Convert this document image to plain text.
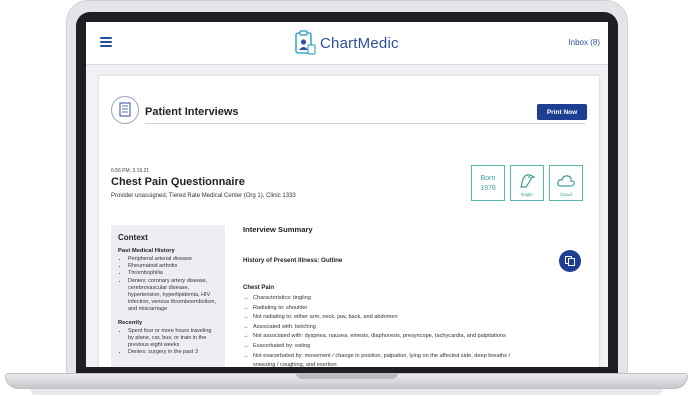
ChartMedic	Inbox (8)
Patient Interviews	Print Now
6:56 PM, 3.19.21
Chest Pain Questionnaire
Provider unassigned, Tiered Rate Medical Center (Org 1), Clinic 1333
Born
1978
Eagle	Cloud
Context
Past Medical History
• Peripheral arterial disease
• Rheumatoid arthritis
• Thrombophilia
• Denies: coronary artery disease, cerebrovascular disease, hypertension, hyperlipidemia, HIV infection, venous thromboembolism, and miscarriage
Recently
• Spent four or more hours traveling by plane, car, bus, or train in the previous eight weeks
• Denies: surgery in the past 3
Interview Summary
History of Present Illness: Outline
Chest Pain
→ Characteristics: tingling
→ Radiating to: shoulder
→ Not radiating to: either arm, neck, jaw, back, and abdomen
→ Associated with: belching
→ Not associated with: dyspnea, nausea, emesis, diaphoresis, presyncope, tachycardia, and palpitations
→ Exacerbated by: eating
→ Not exacerbated by: movement / change in position, palpation, lying on the affected side, deep breaths /
sneezing / coughing, and exertion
========================
→ Your goal
Reply with nothing but the number of lines in the data above that contain "Denies".

→ Written solution
2